• Records to use:
______________________________

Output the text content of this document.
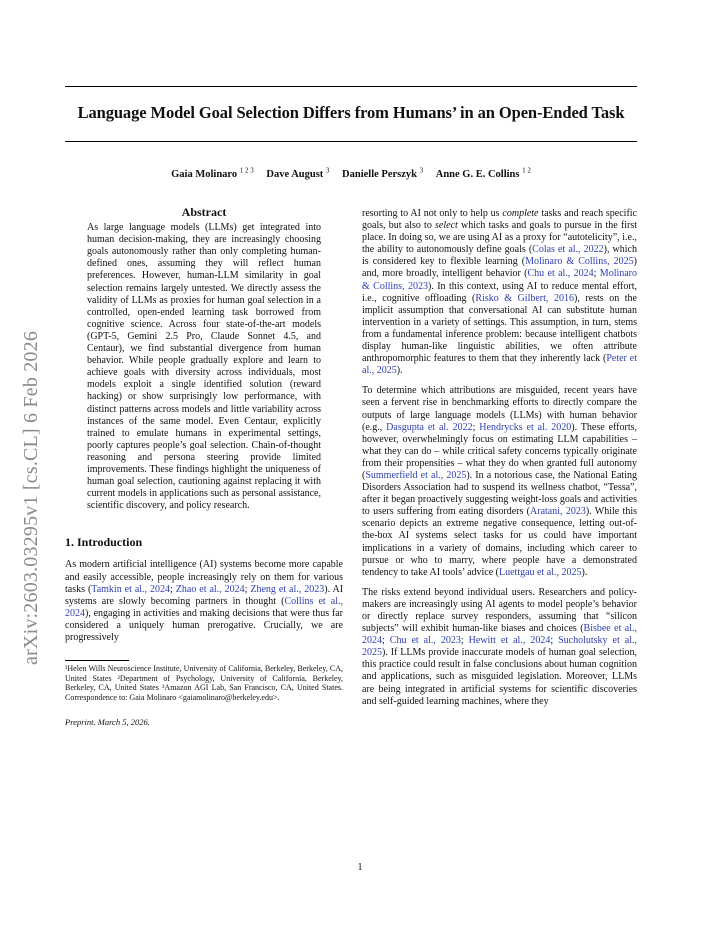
arXiv:2603.03295v1 [cs.CL] 6 Feb 2026
Language Model Goal Selection Differs from Humans’ in an Open-Ended Task
Gaia Molinaro $^{1 2 3}$ Dave August $^3$ Danielle Perszyk $^3$ Anne G. E. Collins $^{1 2}$
Abstract

As large language models (LLMs) get integrated into human decision-making, they are increasingly choosing goals autonomously rather than only completing human-defined ones, assuming they will reflect human preferences. However, human-LLM similarity in goal selection remains largely untested. We directly assess the validity of LLMs as proxies for human goal selection in a controlled, open-ended learning task borrowed from cognitive science. Across four state-of-the-art models (GPT-5, Gemini 2.5 Pro, Claude Sonnet 4.5, and Centaur), we find substantial divergence from human behavior. While people gradually explore and learn to achieve goals with diversity across individuals, most models exploit a single identified solution (reward hacking) or show surprisingly low performance, with distinct patterns across models and little variability across instances of the same model. Even Centaur, explicitly trained to emulate humans in experimental settings, poorly captures people’s goal selection. Chain-of-thought reasoning and persona steering provide limited improvements. These findings highlight the uniqueness of human goal selection, cautioning against replacing it with current models in applications such as personal assistance, scientific discovery, and policy research.

1. Introduction

As modern artificial intelligence (AI) systems become more capable and easily accessible, people increasingly rely on them for various tasks (Tamkin et al., 2024; Zhao et al., 2024; Zheng et al., 2023). AI systems are slowly becoming partners in thought (Collins et al., 2024), engaging in activities and making decisions that were thus far considered a uniquely human prerogative. Crucially, we are progressively

¹Helen Wills Neuroscience Institute, University of California, Berkeley, Berkeley, CA, United States ²Department of Psychology, University of California, Berkeley, Berkeley, CA, United States ³Amazon AGI Lab, San Francisco, CA, United States. Correspondence to: Gaia Molinaro <gaiamolinaro@berkeley.edu>.
Preprint. March 5, 2026.

resorting to AI not only to help us complete tasks and reach specific goals, but also to select which tasks and goals to pursue in the first place. In doing so, we are using AI as a proxy for “autotelicity”, i.e., the ability to autonomously define goals (Colas et al., 2022), which is considered key to flexible learning (Molinaro & Collins, 2025) and, more broadly, intelligent behavior (Chu et al., 2024; Molinaro & Collins, 2023). In this context, using AI to reduce mental effort, i.e., cognitive offloading (Risko & Gilbert, 2016), rests on the implicit assumption that conversational AI can substitute human intervention in a variety of settings. This assumption, in turn, stems from a fundamental inference problem: because intelligent chatbots display human-like linguistic abilities, we often attribute anthropomorphic features to them that they inherently lack (Peter et al., 2025).

To determine which attributions are misguided, recent years have seen a fervent rise in benchmarking efforts to directly compare the outputs of large language models (LLMs) with human behavior (e.g., Dasgupta et al. 2022; Hendrycks et al. 2020). These efforts, however, overwhelmingly focus on estimating LLM capabilities – what they can do – while critical safety concerns typically originate from their propensities – what they do when granted full autonomy (Summerfield et al., 2025). In a notorious case, the National Eating Disorders Association had to suspend its wellness chatbot, “Tessa”, after it began proactively suggesting weight-loss goals and activities to users suffering from eating disorders (Aratani, 2023). While this scenario depicts an extreme negative consequence, letting out-of-the-box AI systems select tasks for us could have important implications in a variety of domains, including which career to pursue or who to marry, where people have a demonstrated tendency to take AI tools’ advice (Luettgau et al., 2025).

The risks extend beyond individual users. Researchers and policy-makers are increasingly using AI agents to model people’s behavior or directly replace survey responders, assuming that “silicon subjects” will exhibit human-like biases and choices (Bisbee et al., 2024; Chu et al., 2023; Hewitt et al., 2024; Sucholutsky et al., 2025). If LLMs provide inaccurate models of human goal selection, this practice could result in false conclusions about human cognition and applications, such as misguided legislation. Moreover, LLMs are being integrated in artificial systems for scientific discoveries and self-guided learning machines, where they

1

______________________________

• What you should do: Take every line from the data that contains the word "Gaia".

• Solution for this exercise:
Gaia Molinaro $^{1 2 3}$ Dave August $^3$ Danielle Perszyk $^3$ Anne G. E. Collins $^{1 2}$
¹Helen Wills Neuroscience Institute, University of California, Berkeley, Berkeley, CA, United States ²Department of Psychology, University of California, Berkeley, Berkeley, CA, United States ³Amazon AGI Lab, San Francisco, CA, United States. Correspondence to: Gaia Molinaro <gaiamolinaro@berkeley.edu>.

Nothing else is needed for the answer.